** start RECORDED INFORMATION **
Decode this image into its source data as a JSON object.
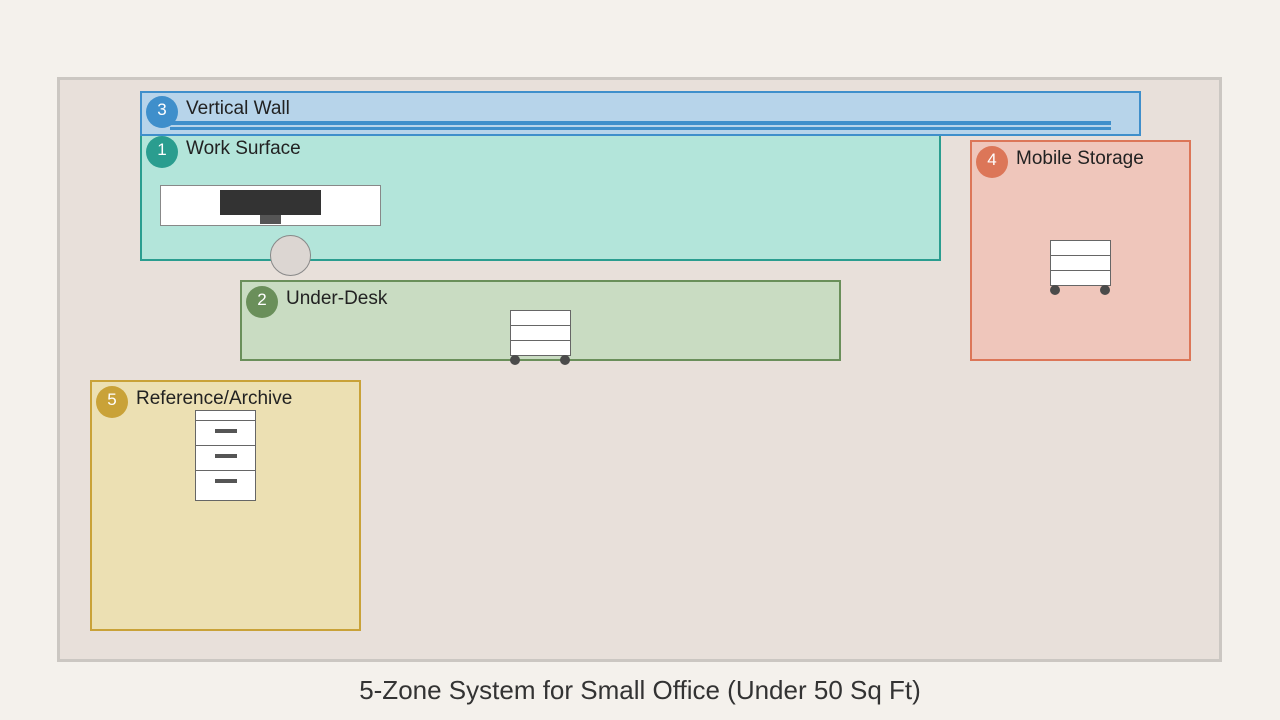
{
  "caption": "5-Zone System for Small Office (Under 50 Sq Ft)",
  "zones": {
    "work_surface": {
      "number": "1",
      "label": "Work Surface",
      "color": "#2a9d8f",
      "fill": "#b3e5da"
    },
    "under_desk": {
      "number": "2",
      "label": "Under-Desk",
      "color": "#6a8f5a",
      "fill": "#c9dcc2"
    },
    "vertical_wall": {
      "number": "3",
      "label": "Vertical Wall",
      "color": "#3f8fcb",
      "fill": "#b7d4ea"
    },
    "mobile_storage": {
      "number": "4",
      "label": "Mobile Storage",
      "color": "#dc7658",
      "fill": "#efc6bb"
    },
    "reference_archive": {
      "number": "5",
      "label": "Reference/Archive",
      "color": "#c9a238",
      "fill": "#ece0b3"
    }
  }
}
** end RECORDED INFORMATION **
- WHAT IS ASKED
Pictures stay out of the copy; please restate every record above exactly.

- REPLY TO THE EXERCISE
Decode this image into its source data as a JSON object.
{
  "caption": "5-Zone System for Small Office (Under 50 Sq Ft)",
  "zones": {
    "work_surface": {
      "number": "1",
      "label": "Work Surface",
      "color": "#2a9d8f",
      "fill": "#b3e5da"
    },
    "under_desk": {
      "number": "2",
      "label": "Under-Desk",
      "color": "#6a8f5a",
      "fill": "#c9dcc2"
    },
    "vertical_wall": {
      "number": "3",
      "label": "Vertical Wall",
      "color": "#3f8fcb",
      "fill": "#b7d4ea"
    },
    "mobile_storage": {
      "number": "4",
      "label": "Mobile Storage",
      "color": "#dc7658",
      "fill": "#efc6bb"
    },
    "reference_archive": {
      "number": "5",
      "label": "Reference/Archive",
      "color": "#c9a238",
      "fill": "#ece0b3"
    }
  }
}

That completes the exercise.